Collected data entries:
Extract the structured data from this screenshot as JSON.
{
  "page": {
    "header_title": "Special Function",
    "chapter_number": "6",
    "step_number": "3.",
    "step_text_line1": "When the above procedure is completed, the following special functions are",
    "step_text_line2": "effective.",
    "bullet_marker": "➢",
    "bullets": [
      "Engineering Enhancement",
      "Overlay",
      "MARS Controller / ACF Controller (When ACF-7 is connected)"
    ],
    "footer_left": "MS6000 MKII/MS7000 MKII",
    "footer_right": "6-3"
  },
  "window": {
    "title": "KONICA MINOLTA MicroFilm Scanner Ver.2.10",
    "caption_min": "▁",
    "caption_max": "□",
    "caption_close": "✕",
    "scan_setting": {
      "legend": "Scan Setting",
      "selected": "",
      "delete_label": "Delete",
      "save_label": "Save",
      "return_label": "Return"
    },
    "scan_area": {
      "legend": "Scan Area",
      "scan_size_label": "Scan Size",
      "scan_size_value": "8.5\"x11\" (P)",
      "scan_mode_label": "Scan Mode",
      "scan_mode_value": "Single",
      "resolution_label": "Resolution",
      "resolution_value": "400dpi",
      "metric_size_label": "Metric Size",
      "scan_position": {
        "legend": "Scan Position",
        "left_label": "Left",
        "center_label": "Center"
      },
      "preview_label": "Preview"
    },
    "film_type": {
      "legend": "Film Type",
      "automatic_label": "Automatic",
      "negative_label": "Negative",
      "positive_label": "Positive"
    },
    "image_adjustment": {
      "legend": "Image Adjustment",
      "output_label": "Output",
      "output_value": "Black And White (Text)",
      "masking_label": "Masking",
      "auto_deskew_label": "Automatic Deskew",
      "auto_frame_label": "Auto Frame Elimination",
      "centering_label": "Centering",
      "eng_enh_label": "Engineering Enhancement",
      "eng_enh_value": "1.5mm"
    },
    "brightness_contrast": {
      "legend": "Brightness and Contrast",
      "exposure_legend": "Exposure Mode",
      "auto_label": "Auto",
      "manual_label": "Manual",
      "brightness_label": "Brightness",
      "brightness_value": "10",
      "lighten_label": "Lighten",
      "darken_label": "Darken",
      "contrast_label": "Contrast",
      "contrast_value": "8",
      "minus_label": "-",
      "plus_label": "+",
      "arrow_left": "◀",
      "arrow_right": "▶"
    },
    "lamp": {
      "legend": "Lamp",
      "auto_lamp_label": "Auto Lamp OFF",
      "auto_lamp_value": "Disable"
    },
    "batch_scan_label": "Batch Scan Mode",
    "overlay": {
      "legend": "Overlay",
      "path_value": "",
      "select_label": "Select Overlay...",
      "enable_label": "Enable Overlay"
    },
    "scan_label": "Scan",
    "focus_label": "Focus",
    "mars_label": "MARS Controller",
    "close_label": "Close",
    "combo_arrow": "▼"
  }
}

INSTRUCTIONS FOR THE TASK: Write out every line from the records above, word for word.

FINAL RESULT:
Extract the structured data from this screenshot as JSON.
{
  "page": {
    "header_title": "Special Function",
    "chapter_number": "6",
    "step_number": "3.",
    "step_text_line1": "When the above procedure is completed, the following special functions are",
    "step_text_line2": "effective.",
    "bullet_marker": "➢",
    "bullets": [
      "Engineering Enhancement",
      "Overlay",
      "MARS Controller / ACF Controller (When ACF-7 is connected)"
    ],
    "footer_left": "MS6000 MKII/MS7000 MKII",
    "footer_right": "6-3"
  },
  "window": {
    "title": "KONICA MINOLTA MicroFilm Scanner Ver.2.10",
    "caption_min": "▁",
    "caption_max": "□",
    "caption_close": "✕",
    "scan_setting": {
      "legend": "Scan Setting",
      "selected": "",
      "delete_label": "Delete",
      "save_label": "Save",
      "return_label": "Return"
    },
    "scan_area": {
      "legend": "Scan Area",
      "scan_size_label": "Scan Size",
      "scan_size_value": "8.5\"x11\" (P)",
      "scan_mode_label": "Scan Mode",
      "scan_mode_value": "Single",
      "resolution_label": "Resolution",
      "resolution_value": "400dpi",
      "metric_size_label": "Metric Size",
      "scan_position": {
        "legend": "Scan Position",
        "left_label": "Left",
        "center_label": "Center"
      },
      "preview_label": "Preview"
    },
    "film_type": {
      "legend": "Film Type",
      "automatic_label": "Automatic",
      "negative_label": "Negative",
      "positive_label": "Positive"
    },
    "image_adjustment": {
      "legend": "Image Adjustment",
      "output_label": "Output",
      "output_value": "Black And White (Text)",
      "masking_label": "Masking",
      "auto_deskew_label": "Automatic Deskew",
      "auto_frame_label": "Auto Frame Elimination",
      "centering_label": "Centering",
      "eng_enh_label": "Engineering Enhancement",
      "eng_enh_value": "1.5mm"
    },
    "brightness_contrast": {
      "legend": "Brightness and Contrast",
      "exposure_legend": "Exposure Mode",
      "auto_label": "Auto",
      "manual_label": "Manual",
      "brightness_label": "Brightness",
      "brightness_value": "10",
      "lighten_label": "Lighten",
      "darken_label": "Darken",
      "contrast_label": "Contrast",
      "contrast_value": "8",
      "minus_label": "-",
      "plus_label": "+",
      "arrow_left": "◀",
      "arrow_right": "▶"
    },
    "lamp": {
      "legend": "Lamp",
      "auto_lamp_label": "Auto Lamp OFF",
      "auto_lamp_value": "Disable"
    },
    "batch_scan_label": "Batch Scan Mode",
    "overlay": {
      "legend": "Overlay",
      "path_value": "",
      "select_label": "Select Overlay...",
      "enable_label": "Enable Overlay"
    },
    "scan_label": "Scan",
    "focus_label": "Focus",
    "mars_label": "MARS Controller",
    "close_label": "Close",
    "combo_arrow": "▼"
  }
}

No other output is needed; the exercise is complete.